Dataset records
***

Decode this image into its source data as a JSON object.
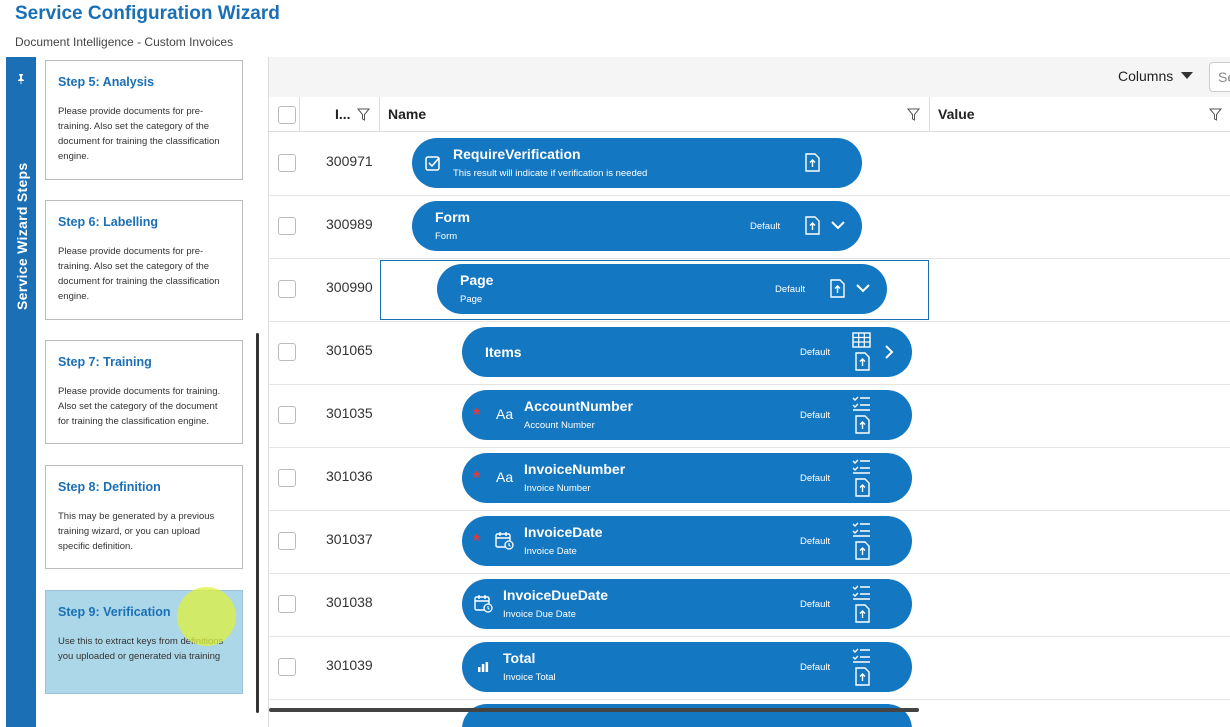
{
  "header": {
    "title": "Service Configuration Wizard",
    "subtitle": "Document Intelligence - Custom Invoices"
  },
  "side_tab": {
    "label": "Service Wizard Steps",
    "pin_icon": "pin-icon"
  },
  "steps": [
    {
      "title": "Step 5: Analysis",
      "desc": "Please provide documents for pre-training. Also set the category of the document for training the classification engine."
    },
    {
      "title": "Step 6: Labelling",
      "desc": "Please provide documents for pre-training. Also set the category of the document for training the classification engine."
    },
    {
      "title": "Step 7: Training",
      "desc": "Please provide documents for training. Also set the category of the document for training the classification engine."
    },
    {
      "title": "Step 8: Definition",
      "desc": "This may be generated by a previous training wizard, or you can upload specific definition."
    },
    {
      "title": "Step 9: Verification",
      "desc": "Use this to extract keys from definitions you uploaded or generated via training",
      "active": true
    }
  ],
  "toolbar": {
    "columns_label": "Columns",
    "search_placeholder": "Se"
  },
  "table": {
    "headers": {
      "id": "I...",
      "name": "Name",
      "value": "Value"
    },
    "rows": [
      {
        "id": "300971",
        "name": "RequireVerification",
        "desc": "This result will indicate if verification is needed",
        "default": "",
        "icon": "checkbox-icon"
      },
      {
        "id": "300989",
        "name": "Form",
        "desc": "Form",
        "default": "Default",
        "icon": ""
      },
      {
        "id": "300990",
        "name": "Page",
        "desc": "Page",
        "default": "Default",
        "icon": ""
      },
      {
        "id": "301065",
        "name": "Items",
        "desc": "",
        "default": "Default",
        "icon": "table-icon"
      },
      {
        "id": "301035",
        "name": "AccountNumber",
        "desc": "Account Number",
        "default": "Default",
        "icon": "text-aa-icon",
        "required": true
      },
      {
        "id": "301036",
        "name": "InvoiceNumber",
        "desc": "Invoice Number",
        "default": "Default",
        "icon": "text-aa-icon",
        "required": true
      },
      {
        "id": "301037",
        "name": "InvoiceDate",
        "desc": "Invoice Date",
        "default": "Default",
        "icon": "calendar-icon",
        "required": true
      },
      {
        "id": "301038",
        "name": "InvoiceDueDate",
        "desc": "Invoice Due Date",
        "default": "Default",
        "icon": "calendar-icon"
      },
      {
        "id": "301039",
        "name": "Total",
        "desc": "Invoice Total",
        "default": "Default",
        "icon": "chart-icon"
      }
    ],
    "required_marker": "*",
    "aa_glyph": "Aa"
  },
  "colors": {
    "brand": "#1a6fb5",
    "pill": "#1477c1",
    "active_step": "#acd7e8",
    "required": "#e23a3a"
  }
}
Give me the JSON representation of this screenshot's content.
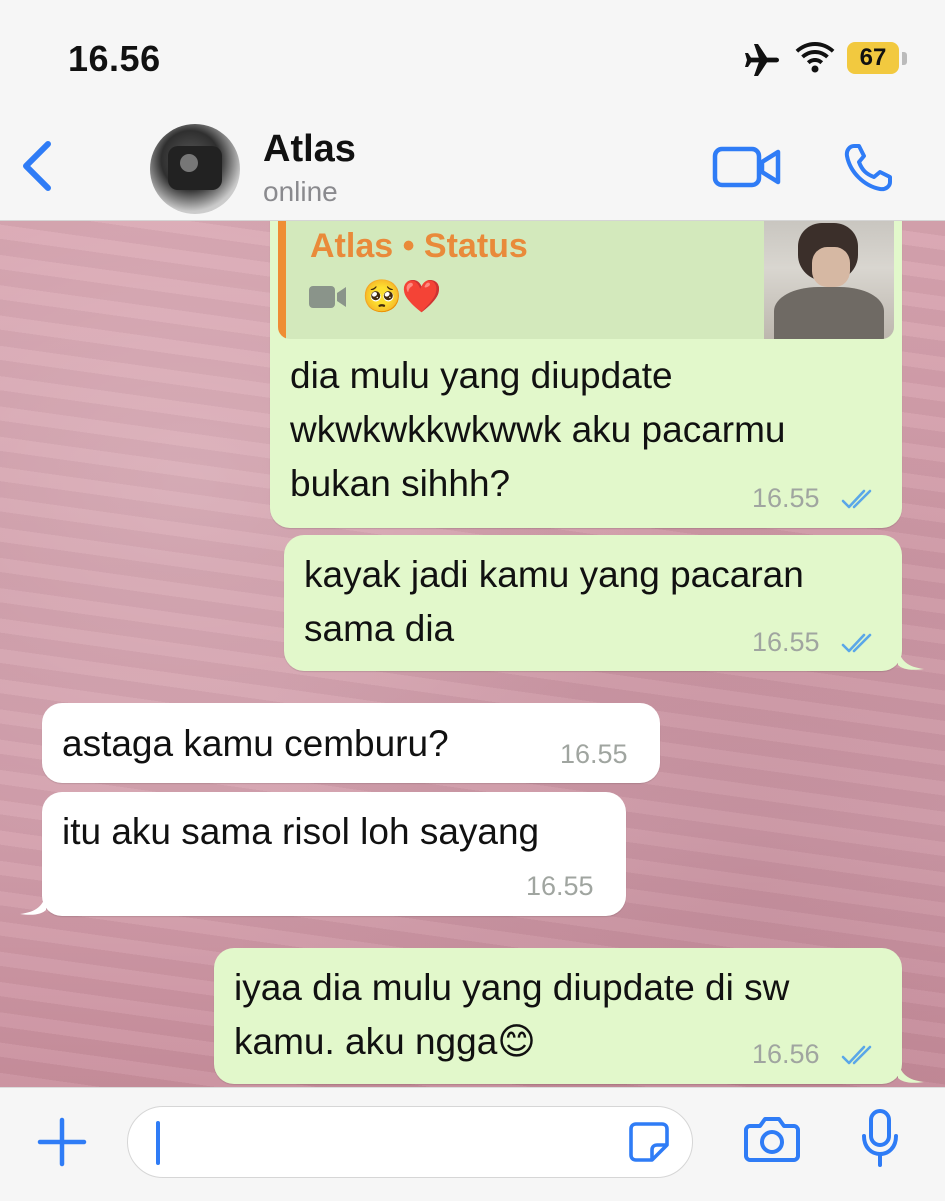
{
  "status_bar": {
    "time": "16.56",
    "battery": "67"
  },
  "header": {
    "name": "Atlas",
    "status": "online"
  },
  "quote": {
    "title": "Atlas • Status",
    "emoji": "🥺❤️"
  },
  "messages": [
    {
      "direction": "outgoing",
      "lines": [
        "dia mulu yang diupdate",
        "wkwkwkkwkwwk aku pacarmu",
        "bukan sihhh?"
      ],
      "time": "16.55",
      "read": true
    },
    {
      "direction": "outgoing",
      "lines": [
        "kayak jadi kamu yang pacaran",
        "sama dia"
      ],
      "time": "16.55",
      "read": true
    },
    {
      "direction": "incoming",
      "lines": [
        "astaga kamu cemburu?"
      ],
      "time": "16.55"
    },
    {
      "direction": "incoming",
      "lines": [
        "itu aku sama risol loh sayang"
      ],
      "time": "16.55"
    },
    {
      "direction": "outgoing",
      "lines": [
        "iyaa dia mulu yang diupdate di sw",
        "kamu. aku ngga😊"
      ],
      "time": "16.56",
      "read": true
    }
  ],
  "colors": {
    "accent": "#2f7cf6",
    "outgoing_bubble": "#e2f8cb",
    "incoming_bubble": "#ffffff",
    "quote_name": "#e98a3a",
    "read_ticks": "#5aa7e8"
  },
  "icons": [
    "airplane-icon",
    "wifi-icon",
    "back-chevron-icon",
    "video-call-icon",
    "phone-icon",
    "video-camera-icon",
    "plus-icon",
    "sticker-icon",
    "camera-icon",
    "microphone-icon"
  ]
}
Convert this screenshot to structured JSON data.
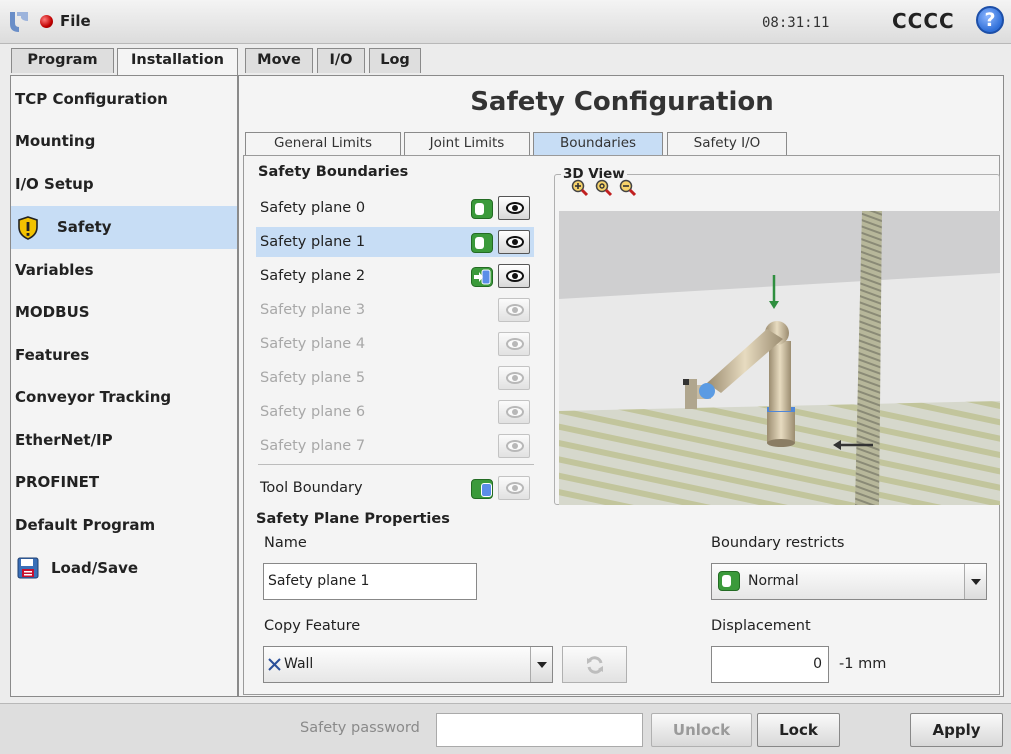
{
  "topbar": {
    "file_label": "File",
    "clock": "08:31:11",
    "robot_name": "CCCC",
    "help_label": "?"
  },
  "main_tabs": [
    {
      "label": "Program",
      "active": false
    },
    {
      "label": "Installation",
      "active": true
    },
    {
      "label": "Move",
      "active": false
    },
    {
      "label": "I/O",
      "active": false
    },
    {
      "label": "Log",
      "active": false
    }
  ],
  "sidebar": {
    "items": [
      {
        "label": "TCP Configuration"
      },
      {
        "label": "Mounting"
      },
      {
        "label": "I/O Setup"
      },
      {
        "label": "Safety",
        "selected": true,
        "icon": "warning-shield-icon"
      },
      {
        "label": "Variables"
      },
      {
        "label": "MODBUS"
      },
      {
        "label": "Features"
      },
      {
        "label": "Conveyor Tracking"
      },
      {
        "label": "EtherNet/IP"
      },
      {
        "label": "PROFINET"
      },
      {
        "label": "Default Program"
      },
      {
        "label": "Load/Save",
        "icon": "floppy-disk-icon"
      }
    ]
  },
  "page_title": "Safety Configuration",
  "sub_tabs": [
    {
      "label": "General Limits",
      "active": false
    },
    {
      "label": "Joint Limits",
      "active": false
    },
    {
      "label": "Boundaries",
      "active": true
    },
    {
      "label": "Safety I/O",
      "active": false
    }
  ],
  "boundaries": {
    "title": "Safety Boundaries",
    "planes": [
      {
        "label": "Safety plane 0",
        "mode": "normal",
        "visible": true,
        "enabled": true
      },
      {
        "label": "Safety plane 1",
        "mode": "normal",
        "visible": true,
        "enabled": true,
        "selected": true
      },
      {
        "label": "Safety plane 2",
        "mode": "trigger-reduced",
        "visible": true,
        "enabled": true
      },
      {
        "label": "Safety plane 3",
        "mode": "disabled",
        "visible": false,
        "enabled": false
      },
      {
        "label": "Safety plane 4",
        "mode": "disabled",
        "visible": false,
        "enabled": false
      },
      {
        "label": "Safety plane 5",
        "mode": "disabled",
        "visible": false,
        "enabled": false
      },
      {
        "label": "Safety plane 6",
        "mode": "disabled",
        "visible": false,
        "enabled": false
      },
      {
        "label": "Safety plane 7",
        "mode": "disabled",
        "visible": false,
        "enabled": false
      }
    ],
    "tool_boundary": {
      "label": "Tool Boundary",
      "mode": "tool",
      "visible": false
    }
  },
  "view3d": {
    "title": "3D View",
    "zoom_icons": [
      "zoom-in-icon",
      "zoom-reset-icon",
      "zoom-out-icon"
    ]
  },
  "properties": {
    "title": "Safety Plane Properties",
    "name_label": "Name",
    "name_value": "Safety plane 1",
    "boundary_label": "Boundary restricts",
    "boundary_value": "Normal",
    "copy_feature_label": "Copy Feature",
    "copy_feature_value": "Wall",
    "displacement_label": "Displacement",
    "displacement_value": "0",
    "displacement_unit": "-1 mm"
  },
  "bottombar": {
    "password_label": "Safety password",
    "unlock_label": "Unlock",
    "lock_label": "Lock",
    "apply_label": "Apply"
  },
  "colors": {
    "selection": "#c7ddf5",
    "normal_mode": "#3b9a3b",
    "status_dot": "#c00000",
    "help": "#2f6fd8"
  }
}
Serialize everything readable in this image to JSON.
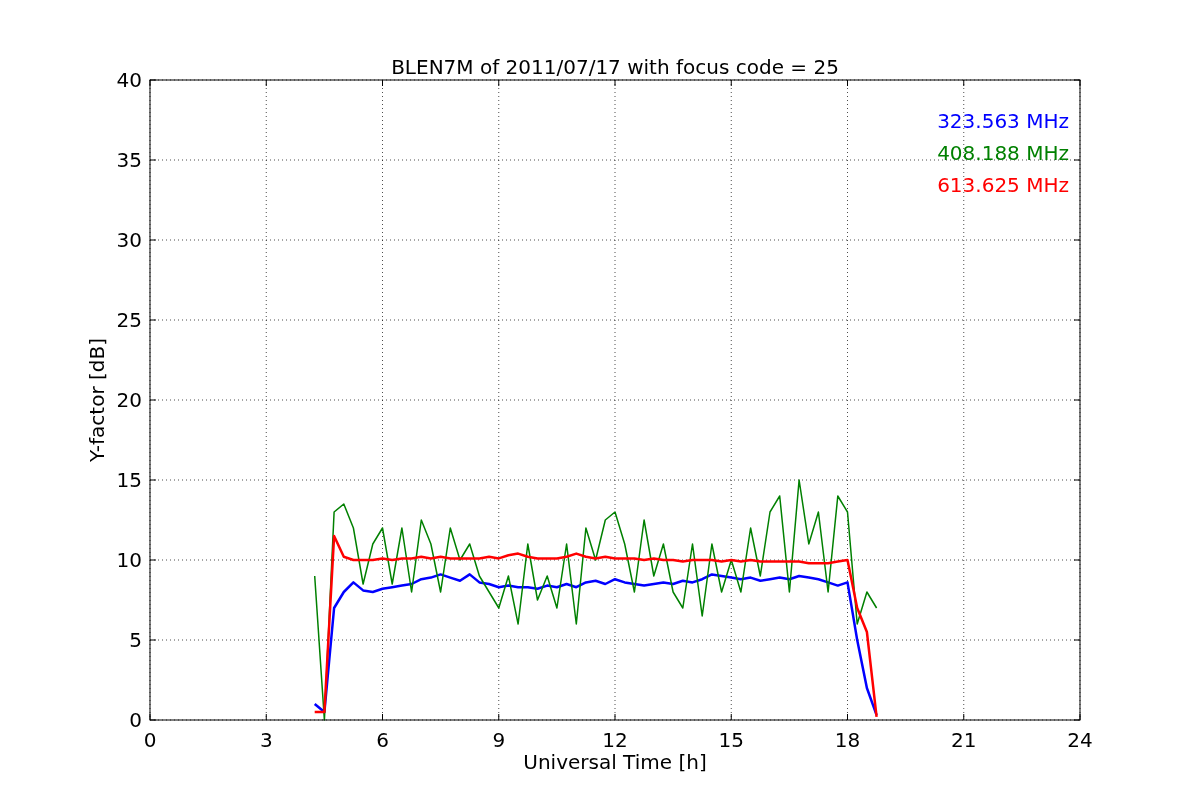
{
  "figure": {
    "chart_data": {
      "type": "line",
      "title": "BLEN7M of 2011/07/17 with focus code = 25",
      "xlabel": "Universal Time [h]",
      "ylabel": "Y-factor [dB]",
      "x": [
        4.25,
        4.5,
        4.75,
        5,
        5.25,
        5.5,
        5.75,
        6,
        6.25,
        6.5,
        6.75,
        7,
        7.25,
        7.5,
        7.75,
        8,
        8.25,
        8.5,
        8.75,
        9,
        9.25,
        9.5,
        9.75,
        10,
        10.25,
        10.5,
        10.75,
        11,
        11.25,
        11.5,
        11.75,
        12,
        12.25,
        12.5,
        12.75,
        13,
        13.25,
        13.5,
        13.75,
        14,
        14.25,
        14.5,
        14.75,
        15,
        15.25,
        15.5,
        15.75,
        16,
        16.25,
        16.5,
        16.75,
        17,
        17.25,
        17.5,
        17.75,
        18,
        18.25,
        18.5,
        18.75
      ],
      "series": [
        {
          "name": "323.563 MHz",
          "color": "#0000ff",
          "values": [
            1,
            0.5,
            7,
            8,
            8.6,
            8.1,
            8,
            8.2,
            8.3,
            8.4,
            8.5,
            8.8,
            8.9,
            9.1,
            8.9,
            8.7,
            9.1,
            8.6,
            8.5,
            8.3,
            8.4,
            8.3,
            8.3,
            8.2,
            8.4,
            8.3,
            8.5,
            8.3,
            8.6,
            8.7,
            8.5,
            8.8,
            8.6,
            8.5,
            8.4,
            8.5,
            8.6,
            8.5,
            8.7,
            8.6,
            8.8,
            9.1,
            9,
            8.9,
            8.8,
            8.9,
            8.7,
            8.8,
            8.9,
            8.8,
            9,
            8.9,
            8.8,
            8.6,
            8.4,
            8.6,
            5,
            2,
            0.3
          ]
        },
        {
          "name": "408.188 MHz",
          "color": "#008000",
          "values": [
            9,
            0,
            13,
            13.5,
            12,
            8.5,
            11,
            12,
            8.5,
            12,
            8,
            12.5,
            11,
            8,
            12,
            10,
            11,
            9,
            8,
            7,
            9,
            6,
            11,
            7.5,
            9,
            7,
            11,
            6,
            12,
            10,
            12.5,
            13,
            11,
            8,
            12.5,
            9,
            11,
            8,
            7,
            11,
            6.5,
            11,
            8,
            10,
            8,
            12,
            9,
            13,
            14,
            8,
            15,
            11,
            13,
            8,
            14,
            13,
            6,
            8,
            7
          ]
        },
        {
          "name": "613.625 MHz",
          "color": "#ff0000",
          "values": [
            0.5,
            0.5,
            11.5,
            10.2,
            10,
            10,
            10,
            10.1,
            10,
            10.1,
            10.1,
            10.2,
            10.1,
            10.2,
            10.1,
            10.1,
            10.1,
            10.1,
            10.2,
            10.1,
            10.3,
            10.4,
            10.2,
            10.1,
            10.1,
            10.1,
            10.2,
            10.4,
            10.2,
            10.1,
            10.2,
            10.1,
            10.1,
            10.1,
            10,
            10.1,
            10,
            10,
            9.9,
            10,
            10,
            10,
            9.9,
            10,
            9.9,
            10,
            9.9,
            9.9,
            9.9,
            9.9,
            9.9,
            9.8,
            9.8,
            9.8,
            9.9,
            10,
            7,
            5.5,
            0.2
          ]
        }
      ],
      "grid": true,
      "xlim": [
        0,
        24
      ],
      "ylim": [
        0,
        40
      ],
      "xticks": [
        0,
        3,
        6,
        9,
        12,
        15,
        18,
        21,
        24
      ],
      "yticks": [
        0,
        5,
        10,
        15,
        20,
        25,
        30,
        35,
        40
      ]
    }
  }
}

***

◆ YOUR GOAL ◆
Scan the material for lines with the word "sama", and copy each line you find.

◆ THE ANSWER ◆
        "sama dia"
        "itu aku sama risol loh sayang"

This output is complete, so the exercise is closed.